** Written instruction **
Reproduce verbatim the portion of the dialogue excerpt between "Mungo Campbell." and "on his head.", inclusive.

___ Excerpted passage ___

Have you forgotten that, James?
Aye, I've not forgot it,
nor will I ever abuse it.
I'll not make them pay one
rent to a king in england
and another to keep
an exiled king in France.
Nor, will I force them out onto the moor
again to face the english grape shot.
Enough blood has been shed in
the cause of the stewarts.
The lad's dropping
with tiredness.
Catriona, take him to the
barn and make him a bed.
Good night, Mr. Stewart.
Good night, sir.
And I thank you for being a friend to
my cousin when he needed a friend.
And now, Alan, it's money you'll be
needing to get you to Edinburgh.
Aye, and a dirk
and a pistol,
if it's not against your
new found scruples.
You shall have all three.
Have you known Alan, long?
He's my born cousin, though
I've only seen him three times.
I was just 12 the first time.
He gave me a ride
on his big gray,
and we raced across the Heather as
if all the devils were after us.
And he with that Bonnie laugh.
He has no fear, Alan Breck.
Those were the good days.
There was enough food and the bairns
weren't always crying, like now.
And we had our men,
aye and our pride.
But, Mr. balfour, Alan Breck
will bring those days back!
Maybe. Though your father
My father has seen the starving
and too much of the killing,
but don't think that he wouldn't
have it as it was, if he could.
There, that'll do you.
Shall I see you in the morning?
I don't suppose so.
Alan will be wanting
to leave at dawn.
Was there something special
you had to say to me?
Then I bid you good night
and a good journey.
Quick, tell James. Hurry.
Redcoats. I saw them.
Mungo Campbell.
In the king's name,
James Stewart.
They may be just want food.
I'll try and get rid of them.
Father! Run, run!
Let me go! Let me go!
Catriona, run!
This way!
Alan, they shot my father!
Aye, he went down
with blood on his head.
Oh, Lassie. Lassie.
I can't leave him, Alan.
I must go back!
You can't go back.
You'll get yourself killed.
Who could have done
such a foolish thing?
As killing mungo Campbell,
that wouldn't be so foolish.
Nay, nay, lad, don't look at me.
I was tempted, I won't deny it.
Come on, on your feet.
The redcoats
can't be far behind.
No, no, no, no.
No, no.
No, no.
And, mungo Campbell
has been shot, you say.
Well, he will not be missed,
except by the animal
that gave him birth.
But, I am sorry to hear about
your father, miss. Stewart.
You can stay with us
until we get word
it is safe for you to return.
You've made yourself
comfortable here.
it will be a long
stay, I am thinking.
How can you set your mind
to living in a cave
when you can come back
to France with me?
You are a warrior, bold,
Alan, and born to it,
you know no other life.
Would you not care to play a
little of the cards, Mr. balfour?
Is that all you can do
sit here and play cards?
There's the grand
restoration to work for.
You forget, I went to France
after the rising, 30 years ago.
That was different. Aye.
Aye. It is always different.
But I remember
my years of exile.
You were just a lad,
listening to the stories
of the grand uprising
at your fathers knee.
And great stories they were too.
Did he tell you about
highland chiefs
strutting like peacocks
on the streets of Paris,
drinking and quarrelling over
the day they would return,
did he tell you that?
Did he tell you how they died?

___ Material provided ___

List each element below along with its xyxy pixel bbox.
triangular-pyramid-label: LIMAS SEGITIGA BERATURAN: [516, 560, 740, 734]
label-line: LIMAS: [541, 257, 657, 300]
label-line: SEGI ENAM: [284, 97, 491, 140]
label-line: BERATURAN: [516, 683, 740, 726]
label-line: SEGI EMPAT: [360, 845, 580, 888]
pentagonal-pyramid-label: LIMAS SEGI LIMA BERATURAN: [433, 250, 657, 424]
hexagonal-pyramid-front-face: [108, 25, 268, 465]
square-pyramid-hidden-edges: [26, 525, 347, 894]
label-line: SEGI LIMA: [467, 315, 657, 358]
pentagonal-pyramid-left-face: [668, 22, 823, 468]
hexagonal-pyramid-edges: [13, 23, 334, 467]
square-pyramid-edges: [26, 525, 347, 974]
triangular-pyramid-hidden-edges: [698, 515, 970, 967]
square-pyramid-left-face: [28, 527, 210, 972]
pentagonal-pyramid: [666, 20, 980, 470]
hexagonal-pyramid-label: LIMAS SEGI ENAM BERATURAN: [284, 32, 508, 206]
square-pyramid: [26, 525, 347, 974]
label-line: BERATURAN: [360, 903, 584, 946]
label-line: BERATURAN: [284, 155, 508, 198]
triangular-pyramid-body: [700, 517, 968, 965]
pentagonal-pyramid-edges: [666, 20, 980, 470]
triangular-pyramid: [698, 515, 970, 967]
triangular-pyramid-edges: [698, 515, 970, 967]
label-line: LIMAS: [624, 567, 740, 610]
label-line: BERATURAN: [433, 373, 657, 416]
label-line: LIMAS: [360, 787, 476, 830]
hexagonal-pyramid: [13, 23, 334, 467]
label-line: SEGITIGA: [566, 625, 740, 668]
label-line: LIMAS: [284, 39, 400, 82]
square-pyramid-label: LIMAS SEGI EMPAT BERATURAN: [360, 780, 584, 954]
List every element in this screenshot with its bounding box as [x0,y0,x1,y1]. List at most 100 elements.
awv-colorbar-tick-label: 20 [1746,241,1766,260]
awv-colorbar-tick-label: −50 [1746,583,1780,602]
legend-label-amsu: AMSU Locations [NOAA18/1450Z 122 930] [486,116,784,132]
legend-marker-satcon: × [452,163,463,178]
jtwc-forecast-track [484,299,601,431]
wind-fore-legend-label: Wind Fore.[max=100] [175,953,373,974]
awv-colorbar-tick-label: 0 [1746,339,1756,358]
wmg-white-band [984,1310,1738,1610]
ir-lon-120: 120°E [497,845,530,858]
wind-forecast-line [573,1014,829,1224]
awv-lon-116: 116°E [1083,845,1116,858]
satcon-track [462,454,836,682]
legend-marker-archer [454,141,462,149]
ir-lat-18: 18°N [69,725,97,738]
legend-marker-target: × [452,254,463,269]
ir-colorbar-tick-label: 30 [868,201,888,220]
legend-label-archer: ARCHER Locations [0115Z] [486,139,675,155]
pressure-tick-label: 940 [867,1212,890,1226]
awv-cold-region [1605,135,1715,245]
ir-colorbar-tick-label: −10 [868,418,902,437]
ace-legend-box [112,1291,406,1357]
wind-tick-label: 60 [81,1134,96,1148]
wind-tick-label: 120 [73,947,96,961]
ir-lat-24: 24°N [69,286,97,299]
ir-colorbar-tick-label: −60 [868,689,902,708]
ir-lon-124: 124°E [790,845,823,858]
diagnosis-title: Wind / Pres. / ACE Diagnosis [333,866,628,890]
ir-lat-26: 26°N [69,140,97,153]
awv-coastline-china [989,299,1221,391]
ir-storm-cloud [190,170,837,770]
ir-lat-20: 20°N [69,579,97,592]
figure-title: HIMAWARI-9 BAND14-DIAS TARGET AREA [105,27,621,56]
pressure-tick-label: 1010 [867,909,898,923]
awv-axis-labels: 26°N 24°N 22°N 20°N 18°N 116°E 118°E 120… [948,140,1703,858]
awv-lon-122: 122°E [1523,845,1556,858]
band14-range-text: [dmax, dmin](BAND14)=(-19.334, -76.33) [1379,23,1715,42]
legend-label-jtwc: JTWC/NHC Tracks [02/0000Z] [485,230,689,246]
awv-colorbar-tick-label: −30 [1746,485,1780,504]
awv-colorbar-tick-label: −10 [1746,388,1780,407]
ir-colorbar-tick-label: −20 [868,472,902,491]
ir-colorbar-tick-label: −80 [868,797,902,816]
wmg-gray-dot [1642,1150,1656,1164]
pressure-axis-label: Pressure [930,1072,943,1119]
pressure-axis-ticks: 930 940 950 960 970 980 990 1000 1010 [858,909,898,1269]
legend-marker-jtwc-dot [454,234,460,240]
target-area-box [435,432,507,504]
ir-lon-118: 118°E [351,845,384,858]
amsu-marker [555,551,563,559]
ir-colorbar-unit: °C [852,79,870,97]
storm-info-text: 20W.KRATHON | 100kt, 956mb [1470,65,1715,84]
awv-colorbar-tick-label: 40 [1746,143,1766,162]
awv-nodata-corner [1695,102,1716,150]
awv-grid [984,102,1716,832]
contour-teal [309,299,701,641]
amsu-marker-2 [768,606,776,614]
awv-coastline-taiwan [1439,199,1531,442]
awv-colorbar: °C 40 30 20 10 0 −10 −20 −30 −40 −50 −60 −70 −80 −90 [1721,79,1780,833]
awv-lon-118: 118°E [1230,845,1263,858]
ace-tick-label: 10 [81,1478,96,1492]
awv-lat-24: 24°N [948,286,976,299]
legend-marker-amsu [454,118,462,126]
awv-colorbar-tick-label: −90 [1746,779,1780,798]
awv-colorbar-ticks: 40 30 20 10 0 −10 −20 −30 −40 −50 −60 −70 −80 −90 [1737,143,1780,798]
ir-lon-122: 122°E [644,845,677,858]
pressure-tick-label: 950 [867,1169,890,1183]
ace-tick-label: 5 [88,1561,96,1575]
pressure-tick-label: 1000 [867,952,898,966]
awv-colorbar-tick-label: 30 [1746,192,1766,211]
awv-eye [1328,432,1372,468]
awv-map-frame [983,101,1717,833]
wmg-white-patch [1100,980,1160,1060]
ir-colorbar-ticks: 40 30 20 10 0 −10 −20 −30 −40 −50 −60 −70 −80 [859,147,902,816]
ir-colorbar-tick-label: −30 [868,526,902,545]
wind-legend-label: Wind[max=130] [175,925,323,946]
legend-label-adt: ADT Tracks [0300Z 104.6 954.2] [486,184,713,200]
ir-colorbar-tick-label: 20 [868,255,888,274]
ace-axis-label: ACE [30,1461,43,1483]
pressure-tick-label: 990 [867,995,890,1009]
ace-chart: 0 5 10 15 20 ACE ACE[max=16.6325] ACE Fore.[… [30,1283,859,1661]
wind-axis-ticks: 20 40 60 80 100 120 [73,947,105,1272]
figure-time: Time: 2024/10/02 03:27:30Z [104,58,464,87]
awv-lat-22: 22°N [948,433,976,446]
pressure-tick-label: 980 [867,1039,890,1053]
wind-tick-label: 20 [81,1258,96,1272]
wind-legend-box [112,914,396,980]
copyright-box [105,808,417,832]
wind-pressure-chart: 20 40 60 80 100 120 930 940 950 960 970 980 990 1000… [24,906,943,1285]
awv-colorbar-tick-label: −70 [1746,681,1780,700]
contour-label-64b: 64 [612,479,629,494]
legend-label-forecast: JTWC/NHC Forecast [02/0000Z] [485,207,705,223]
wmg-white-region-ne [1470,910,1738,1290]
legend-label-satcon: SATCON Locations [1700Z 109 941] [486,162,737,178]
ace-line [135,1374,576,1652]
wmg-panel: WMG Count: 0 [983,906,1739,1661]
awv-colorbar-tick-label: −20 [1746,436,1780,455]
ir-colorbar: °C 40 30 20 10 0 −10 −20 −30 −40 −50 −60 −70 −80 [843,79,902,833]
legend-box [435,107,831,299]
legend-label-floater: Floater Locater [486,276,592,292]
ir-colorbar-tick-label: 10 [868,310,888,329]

___

** Task result **
Mungo Campbell.
In the king's name,
James Stewart.
They may be just want food.
I'll try and get rid of them.
Father! Run, run!
Let me go! Let me go!
Catriona, run!
This way!
Alan, they shot my father!
Aye, he went down
with blood on his head.